■ **Prompt**: Transcribe the records below exactly, leaving out any pictures.

Dataset excerpt:
========

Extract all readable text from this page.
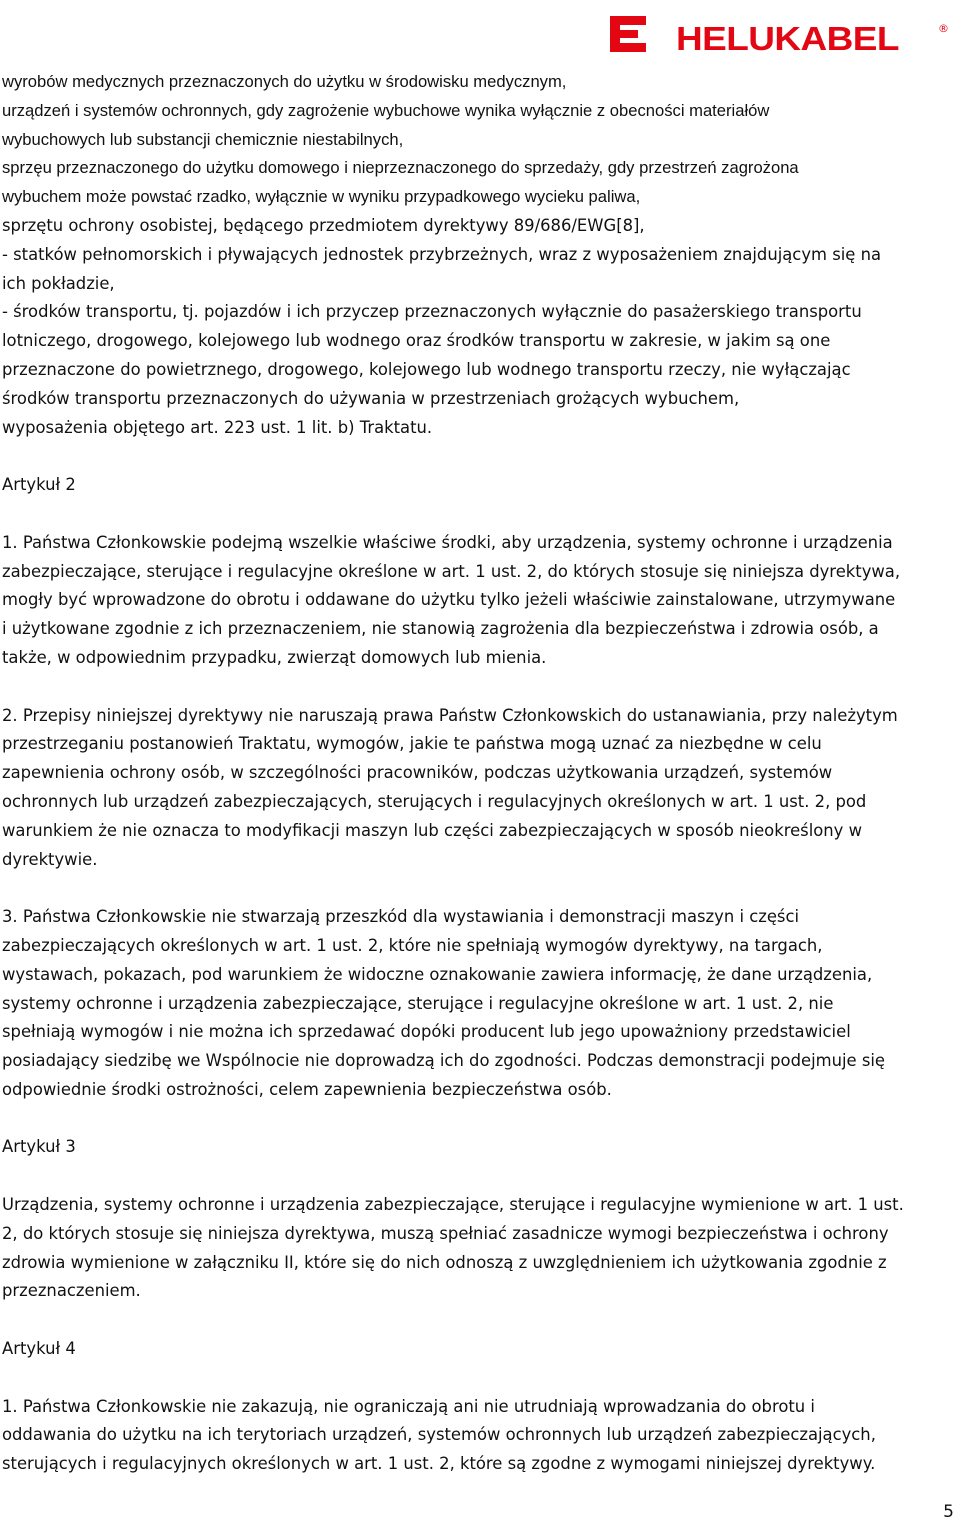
HELUKABEL	®
wyrobów medycznych przeznaczonych do użytku w środowisku medycznym,
urządzeń i systemów ochronnych, gdy zagrożenie wybuchowe wynika wyłącznie z obecności materiałów
wybuchowych lub substancji chemicznie niestabilnych,
sprzęu przeznaczonego do użytku domowego i nieprzeznaczonego do sprzedaży, gdy przestrzeń zagrożona
wybuchem może powstać rzadko, wyłącznie w wyniku przypadkowego wycieku paliwa,
sprzętu ochrony osobistej, będącego przedmiotem dyrektywy 89/686/EWG[8],
- statków pełnomorskich i pływających jednostek przybrzeżnych, wraz z wyposażeniem znajdującym się na
ich pokładzie,
- środków transportu, tj. pojazdów i ich przyczep przeznaczonych wyłącznie do pasażerskiego transportu
lotniczego, drogowego, kolejowego lub wodnego oraz środków transportu w zakresie, w jakim są one
przeznaczone do powietrznego, drogowego, kolejowego lub wodnego transportu rzeczy, nie wyłączając
środków transportu przeznaczonych do używania w przestrzeniach grożących wybuchem,
wyposażenia objętego art. 223 ust. 1 lit. b) Traktatu.
Artykuł 2
1. Państwa Członkowskie podejmą wszelkie właściwe środki, aby urządzenia, systemy ochronne i urządzenia
zabezpieczające, sterujące i regulacyjne określone w art. 1 ust. 2, do których stosuje się niniejsza dyrektywa,
mogły być wprowadzone do obrotu i oddawane do użytku tylko jeżeli właściwie zainstalowane, utrzymywane
i użytkowane zgodnie z ich przeznaczeniem, nie stanowią zagrożenia dla bezpieczeństwa i zdrowia osób, a
także, w odpowiednim przypadku, zwierząt domowych lub mienia.
2. Przepisy niniejszej dyrektywy nie naruszają prawa Państw Członkowskich do ustanawiania, przy należytym
przestrzeganiu postanowień Traktatu, wymogów, jakie te państwa mogą uznać za niezbędne w celu
zapewnienia ochrony osób, w szczególności pracowników, podczas użytkowania urządzeń, systemów
ochronnych lub urządzeń zabezpieczających, sterujących i regulacyjnych określonych w art. 1 ust. 2, pod
warunkiem że nie oznacza to modyfikacji maszyn lub części zabezpieczających w sposób nieokreślony w
dyrektywie.
3. Państwa Członkowskie nie stwarzają przeszkód dla wystawiania i demonstracji maszyn i części
zabezpieczających określonych w art. 1 ust. 2, które nie spełniają wymogów dyrektywy, na targach,
wystawach, pokazach, pod warunkiem że widoczne oznakowanie zawiera informację, że dane urządzenia,
systemy ochronne i urządzenia zabezpieczające, sterujące i regulacyjne określone w art. 1 ust. 2, nie
spełniają wymogów i nie można ich sprzedawać dopóki producent lub jego upoważniony przedstawiciel
posiadający siedzibę we Wspólnocie nie doprowadzą ich do zgodności. Podczas demonstracji podejmuje się
odpowiednie środki ostrożności, celem zapewnienia bezpieczeństwa osób.
Artykuł 3
Urządzenia, systemy ochronne i urządzenia zabezpieczające, sterujące i regulacyjne wymienione w art. 1 ust.
2, do których stosuje się niniejsza dyrektywa, muszą spełniać zasadnicze wymogi bezpieczeństwa i ochrony
zdrowia wymienione w załączniku II, które się do nich odnoszą z uwzględnieniem ich użytkowania zgodnie z
przeznaczeniem.
Artykuł 4
1. Państwa Członkowskie nie zakazują, nie ograniczają ani nie utrudniają wprowadzania do obrotu i
oddawania do użytku na ich terytoriach urządzeń, systemów ochronnych lub urządzeń zabezpieczających,
sterujących i regulacyjnych określonych w art. 1 ust. 2, które są zgodne z wymogami niniejszej dyrektywy.
5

========

■ **Solution to this problem**:
Extract all readable text from this page.
HELUKABEL	®
wyrobów medycznych przeznaczonych do użytku w środowisku medycznym,
urządzeń i systemów ochronnych, gdy zagrożenie wybuchowe wynika wyłącznie z obecności materiałów
wybuchowych lub substancji chemicznie niestabilnych,
sprzęu przeznaczonego do użytku domowego i nieprzeznaczonego do sprzedaży, gdy przestrzeń zagrożona
wybuchem może powstać rzadko, wyłącznie w wyniku przypadkowego wycieku paliwa,
sprzętu ochrony osobistej, będącego przedmiotem dyrektywy 89/686/EWG[8],
- statków pełnomorskich i pływających jednostek przybrzeżnych, wraz z wyposażeniem znajdującym się na
ich pokładzie,
- środków transportu, tj. pojazdów i ich przyczep przeznaczonych wyłącznie do pasażerskiego transportu
lotniczego, drogowego, kolejowego lub wodnego oraz środków transportu w zakresie, w jakim są one
przeznaczone do powietrznego, drogowego, kolejowego lub wodnego transportu rzeczy, nie wyłączając
środków transportu przeznaczonych do używania w przestrzeniach grożących wybuchem,
wyposażenia objętego art. 223 ust. 1 lit. b) Traktatu.
Artykuł 2
1. Państwa Członkowskie podejmą wszelkie właściwe środki, aby urządzenia, systemy ochronne i urządzenia
zabezpieczające, sterujące i regulacyjne określone w art. 1 ust. 2, do których stosuje się niniejsza dyrektywa,
mogły być wprowadzone do obrotu i oddawane do użytku tylko jeżeli właściwie zainstalowane, utrzymywane
i użytkowane zgodnie z ich przeznaczeniem, nie stanowią zagrożenia dla bezpieczeństwa i zdrowia osób, a
także, w odpowiednim przypadku, zwierząt domowych lub mienia.
2. Przepisy niniejszej dyrektywy nie naruszają prawa Państw Członkowskich do ustanawiania, przy należytym
przestrzeganiu postanowień Traktatu, wymogów, jakie te państwa mogą uznać za niezbędne w celu
zapewnienia ochrony osób, w szczególności pracowników, podczas użytkowania urządzeń, systemów
ochronnych lub urządzeń zabezpieczających, sterujących i regulacyjnych określonych w art. 1 ust. 2, pod
warunkiem że nie oznacza to modyfikacji maszyn lub części zabezpieczających w sposób nieokreślony w
dyrektywie.
3. Państwa Członkowskie nie stwarzają przeszkód dla wystawiania i demonstracji maszyn i części
zabezpieczających określonych w art. 1 ust. 2, które nie spełniają wymogów dyrektywy, na targach,
wystawach, pokazach, pod warunkiem że widoczne oznakowanie zawiera informację, że dane urządzenia,
systemy ochronne i urządzenia zabezpieczające, sterujące i regulacyjne określone w art. 1 ust. 2, nie
spełniają wymogów i nie można ich sprzedawać dopóki producent lub jego upoważniony przedstawiciel
posiadający siedzibę we Wspólnocie nie doprowadzą ich do zgodności. Podczas demonstracji podejmuje się
odpowiednie środki ostrożności, celem zapewnienia bezpieczeństwa osób.
Artykuł 3
Urządzenia, systemy ochronne i urządzenia zabezpieczające, sterujące i regulacyjne wymienione w art. 1 ust.
2, do których stosuje się niniejsza dyrektywa, muszą spełniać zasadnicze wymogi bezpieczeństwa i ochrony
zdrowia wymienione w załączniku II, które się do nich odnoszą z uwzględnieniem ich użytkowania zgodnie z
przeznaczeniem.
Artykuł 4
1. Państwa Członkowskie nie zakazują, nie ograniczają ani nie utrudniają wprowadzania do obrotu i
oddawania do użytku na ich terytoriach urządzeń, systemów ochronnych lub urządzeń zabezpieczających,
sterujących i regulacyjnych określonych w art. 1 ust. 2, które są zgodne z wymogami niniejszej dyrektywy.
5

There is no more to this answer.